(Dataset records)
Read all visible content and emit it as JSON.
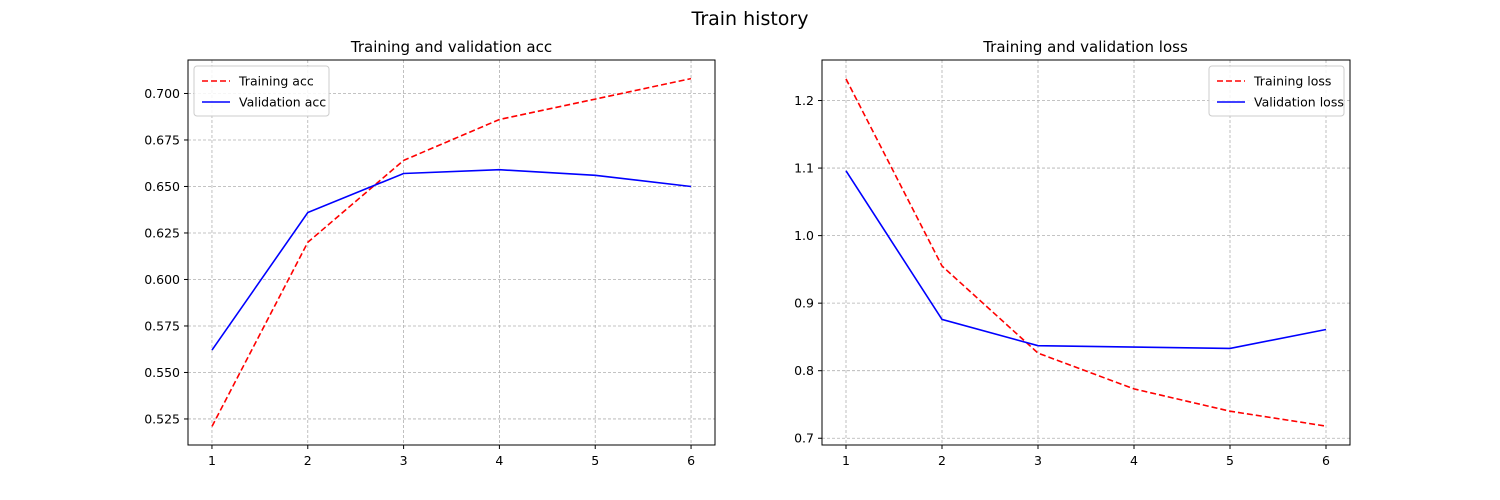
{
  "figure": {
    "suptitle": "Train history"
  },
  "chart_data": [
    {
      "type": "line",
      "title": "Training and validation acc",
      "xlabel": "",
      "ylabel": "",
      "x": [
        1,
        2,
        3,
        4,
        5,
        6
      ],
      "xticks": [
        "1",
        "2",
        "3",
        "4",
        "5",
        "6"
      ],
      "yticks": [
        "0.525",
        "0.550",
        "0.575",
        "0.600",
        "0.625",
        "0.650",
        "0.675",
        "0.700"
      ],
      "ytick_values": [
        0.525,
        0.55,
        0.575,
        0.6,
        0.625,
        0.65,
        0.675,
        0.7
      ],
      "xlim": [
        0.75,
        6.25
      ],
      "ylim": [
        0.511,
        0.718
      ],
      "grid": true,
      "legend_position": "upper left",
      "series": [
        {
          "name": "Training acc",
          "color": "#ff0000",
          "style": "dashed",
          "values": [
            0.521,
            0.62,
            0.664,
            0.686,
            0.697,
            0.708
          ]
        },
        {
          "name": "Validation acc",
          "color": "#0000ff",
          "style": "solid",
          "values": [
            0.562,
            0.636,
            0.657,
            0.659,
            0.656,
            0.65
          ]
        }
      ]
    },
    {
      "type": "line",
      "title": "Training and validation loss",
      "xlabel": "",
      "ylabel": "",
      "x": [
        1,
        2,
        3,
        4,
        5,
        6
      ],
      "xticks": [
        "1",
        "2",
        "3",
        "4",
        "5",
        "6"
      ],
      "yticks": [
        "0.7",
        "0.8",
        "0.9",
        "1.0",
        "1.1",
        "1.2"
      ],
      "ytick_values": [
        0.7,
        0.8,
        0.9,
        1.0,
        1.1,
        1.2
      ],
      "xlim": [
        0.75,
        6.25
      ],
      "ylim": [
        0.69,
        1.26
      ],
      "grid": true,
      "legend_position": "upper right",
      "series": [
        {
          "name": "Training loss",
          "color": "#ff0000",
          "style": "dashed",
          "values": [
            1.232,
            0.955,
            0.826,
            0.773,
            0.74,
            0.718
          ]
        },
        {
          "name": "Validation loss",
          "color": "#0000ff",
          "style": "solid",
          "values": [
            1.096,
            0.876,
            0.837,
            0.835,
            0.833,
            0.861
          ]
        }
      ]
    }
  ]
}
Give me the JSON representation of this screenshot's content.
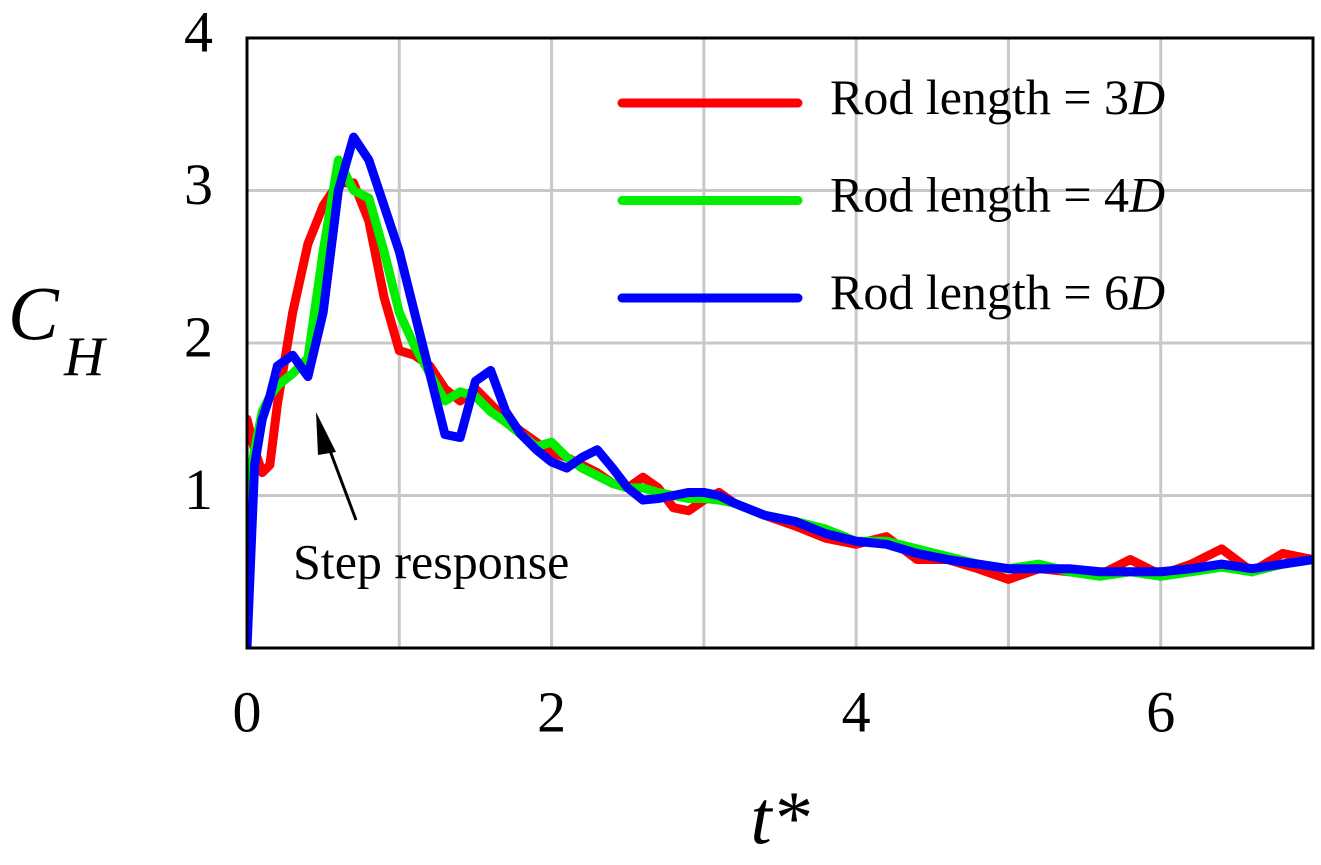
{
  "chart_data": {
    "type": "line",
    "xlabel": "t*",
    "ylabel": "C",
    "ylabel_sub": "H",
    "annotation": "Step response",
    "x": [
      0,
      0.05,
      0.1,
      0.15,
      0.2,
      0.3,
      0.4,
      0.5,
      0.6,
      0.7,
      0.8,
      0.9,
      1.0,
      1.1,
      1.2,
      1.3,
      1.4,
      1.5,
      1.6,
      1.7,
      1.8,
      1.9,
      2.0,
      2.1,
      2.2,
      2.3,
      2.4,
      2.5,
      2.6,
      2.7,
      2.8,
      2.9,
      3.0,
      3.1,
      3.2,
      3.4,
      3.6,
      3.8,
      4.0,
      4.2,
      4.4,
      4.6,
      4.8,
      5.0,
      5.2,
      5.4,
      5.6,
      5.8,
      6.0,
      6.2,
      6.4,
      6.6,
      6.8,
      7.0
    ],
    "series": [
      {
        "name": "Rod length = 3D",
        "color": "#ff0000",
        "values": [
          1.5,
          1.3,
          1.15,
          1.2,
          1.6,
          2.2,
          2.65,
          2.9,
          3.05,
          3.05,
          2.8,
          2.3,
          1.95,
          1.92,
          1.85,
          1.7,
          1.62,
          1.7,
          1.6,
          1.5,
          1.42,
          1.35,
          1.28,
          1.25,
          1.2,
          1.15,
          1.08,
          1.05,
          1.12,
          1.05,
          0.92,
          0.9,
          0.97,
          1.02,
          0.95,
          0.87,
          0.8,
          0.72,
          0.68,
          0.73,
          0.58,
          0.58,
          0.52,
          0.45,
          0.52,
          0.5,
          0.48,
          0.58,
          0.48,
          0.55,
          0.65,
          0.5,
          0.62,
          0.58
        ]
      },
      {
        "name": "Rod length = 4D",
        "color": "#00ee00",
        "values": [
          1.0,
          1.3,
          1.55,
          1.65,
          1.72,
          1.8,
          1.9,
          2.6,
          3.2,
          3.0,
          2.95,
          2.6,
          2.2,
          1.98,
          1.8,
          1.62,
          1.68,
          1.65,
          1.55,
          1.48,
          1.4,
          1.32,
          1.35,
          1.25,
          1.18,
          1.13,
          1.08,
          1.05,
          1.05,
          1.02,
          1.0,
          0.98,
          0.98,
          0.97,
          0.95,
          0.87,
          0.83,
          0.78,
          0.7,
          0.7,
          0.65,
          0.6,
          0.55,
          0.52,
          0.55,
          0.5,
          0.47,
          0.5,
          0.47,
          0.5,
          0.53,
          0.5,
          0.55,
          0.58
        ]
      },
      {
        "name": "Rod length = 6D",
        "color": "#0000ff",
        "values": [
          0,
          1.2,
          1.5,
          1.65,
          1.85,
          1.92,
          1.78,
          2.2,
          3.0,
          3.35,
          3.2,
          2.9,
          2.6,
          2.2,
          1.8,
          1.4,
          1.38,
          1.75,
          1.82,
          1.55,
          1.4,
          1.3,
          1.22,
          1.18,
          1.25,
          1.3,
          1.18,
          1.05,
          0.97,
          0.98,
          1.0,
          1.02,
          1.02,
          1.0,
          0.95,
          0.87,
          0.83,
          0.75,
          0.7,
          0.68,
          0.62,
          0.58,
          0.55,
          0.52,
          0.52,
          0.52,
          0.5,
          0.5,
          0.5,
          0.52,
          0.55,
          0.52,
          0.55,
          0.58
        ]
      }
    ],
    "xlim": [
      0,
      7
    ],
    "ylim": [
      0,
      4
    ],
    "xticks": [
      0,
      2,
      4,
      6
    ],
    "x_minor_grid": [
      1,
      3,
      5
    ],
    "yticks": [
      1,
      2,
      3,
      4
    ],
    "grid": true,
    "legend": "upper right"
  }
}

* * *

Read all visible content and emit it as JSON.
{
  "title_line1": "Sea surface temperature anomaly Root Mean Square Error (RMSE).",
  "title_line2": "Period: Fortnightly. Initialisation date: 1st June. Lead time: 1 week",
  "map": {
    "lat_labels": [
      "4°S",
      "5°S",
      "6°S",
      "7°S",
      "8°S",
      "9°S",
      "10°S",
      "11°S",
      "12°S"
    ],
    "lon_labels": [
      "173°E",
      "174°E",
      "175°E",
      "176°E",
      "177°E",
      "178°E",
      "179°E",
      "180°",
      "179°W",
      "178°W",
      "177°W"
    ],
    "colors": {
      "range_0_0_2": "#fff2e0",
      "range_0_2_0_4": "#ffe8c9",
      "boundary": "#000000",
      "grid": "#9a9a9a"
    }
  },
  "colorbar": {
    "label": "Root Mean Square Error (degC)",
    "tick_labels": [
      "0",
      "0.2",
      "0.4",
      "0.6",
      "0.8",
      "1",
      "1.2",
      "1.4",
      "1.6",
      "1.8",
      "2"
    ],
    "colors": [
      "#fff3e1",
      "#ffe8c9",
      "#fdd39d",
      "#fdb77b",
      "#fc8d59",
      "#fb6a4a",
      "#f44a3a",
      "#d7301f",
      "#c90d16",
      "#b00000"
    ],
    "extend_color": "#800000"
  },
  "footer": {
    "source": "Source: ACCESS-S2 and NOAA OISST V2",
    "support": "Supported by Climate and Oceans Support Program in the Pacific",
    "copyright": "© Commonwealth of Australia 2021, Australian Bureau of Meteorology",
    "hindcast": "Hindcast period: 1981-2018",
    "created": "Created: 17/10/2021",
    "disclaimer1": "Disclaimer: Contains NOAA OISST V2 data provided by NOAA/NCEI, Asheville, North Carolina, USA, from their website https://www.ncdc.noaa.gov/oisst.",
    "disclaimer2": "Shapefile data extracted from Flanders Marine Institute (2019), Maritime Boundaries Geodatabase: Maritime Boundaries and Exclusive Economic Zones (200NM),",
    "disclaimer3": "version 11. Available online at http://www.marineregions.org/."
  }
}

--

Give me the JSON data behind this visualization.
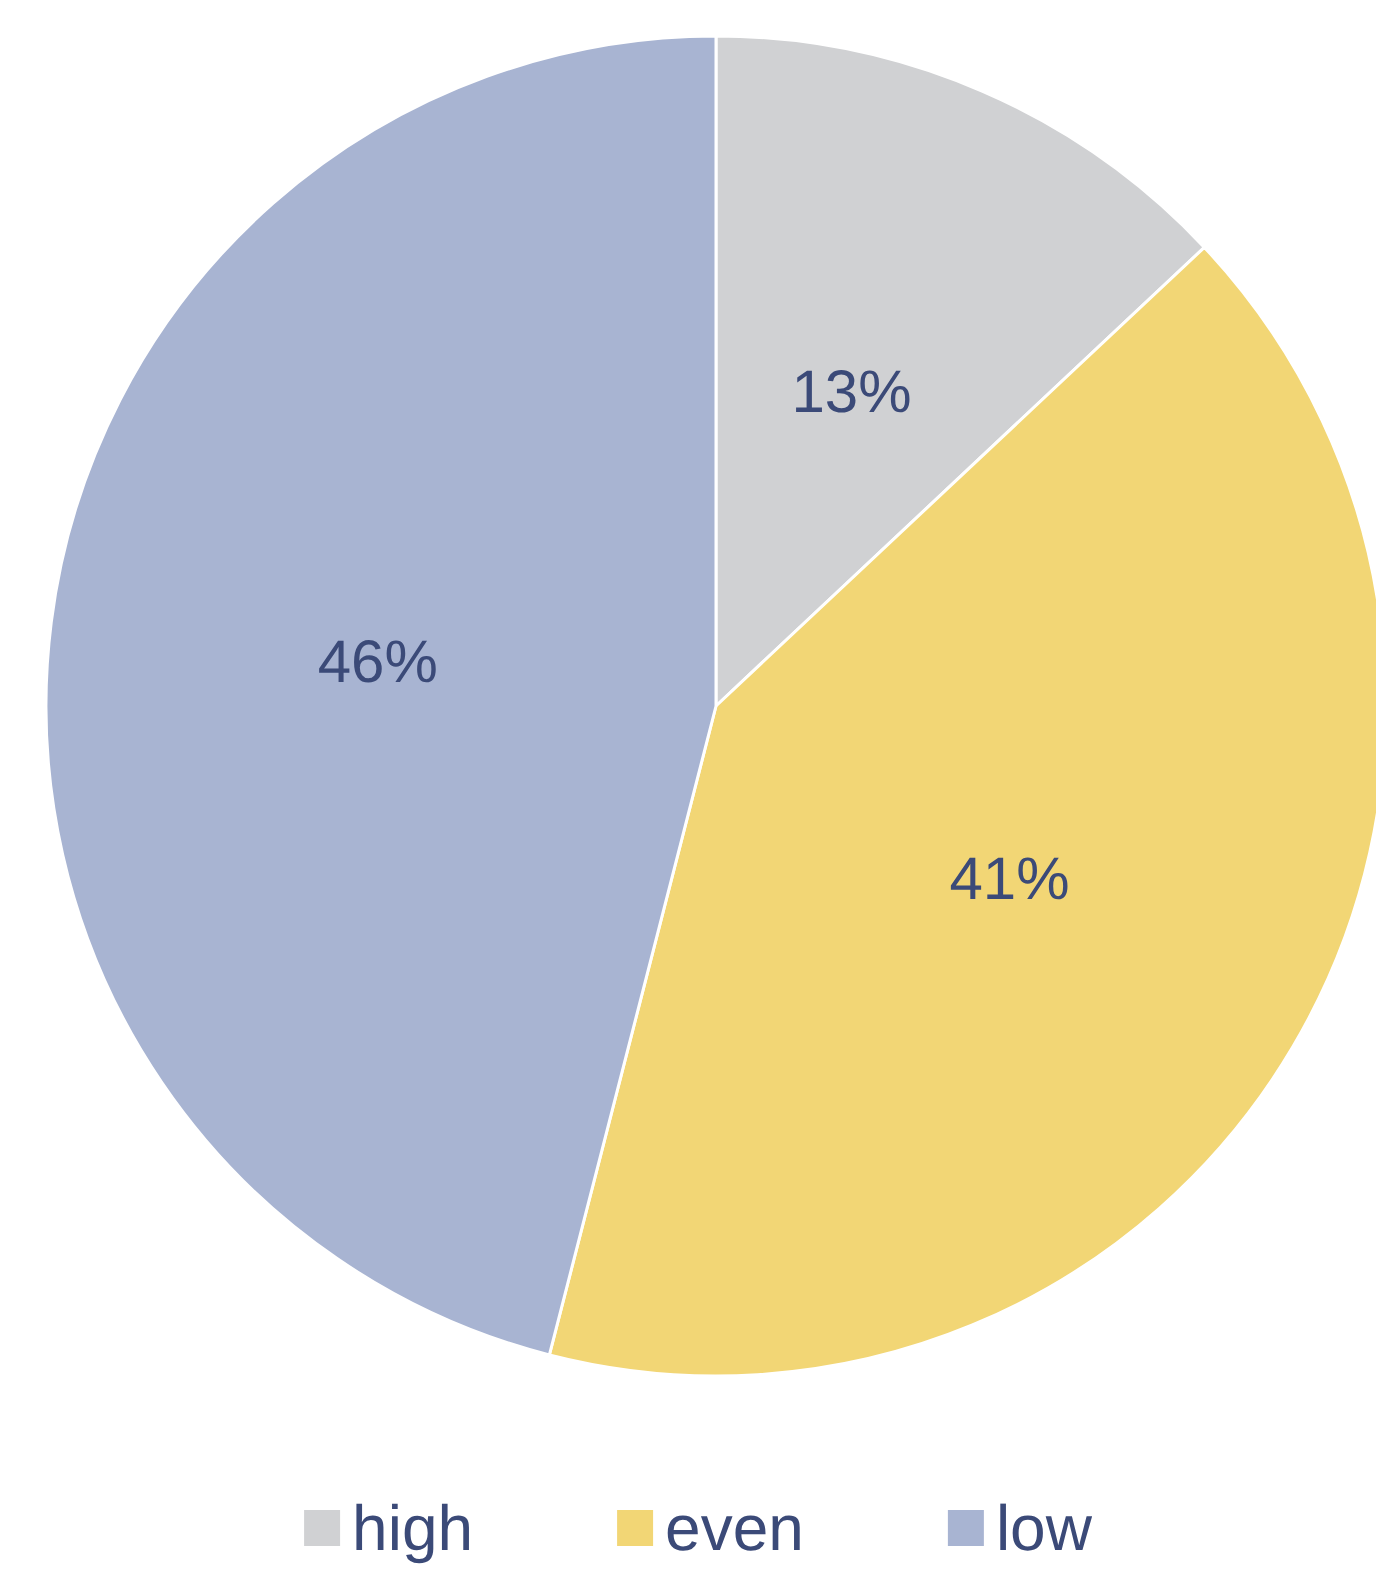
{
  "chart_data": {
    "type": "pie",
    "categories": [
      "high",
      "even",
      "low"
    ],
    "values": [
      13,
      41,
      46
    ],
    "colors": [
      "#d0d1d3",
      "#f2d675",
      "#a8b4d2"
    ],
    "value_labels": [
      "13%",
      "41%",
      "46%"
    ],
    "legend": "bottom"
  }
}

• _Instructions for the task_
Say how many lines in the records hold the string "JSON", and say nothing else.

• _Output below_
4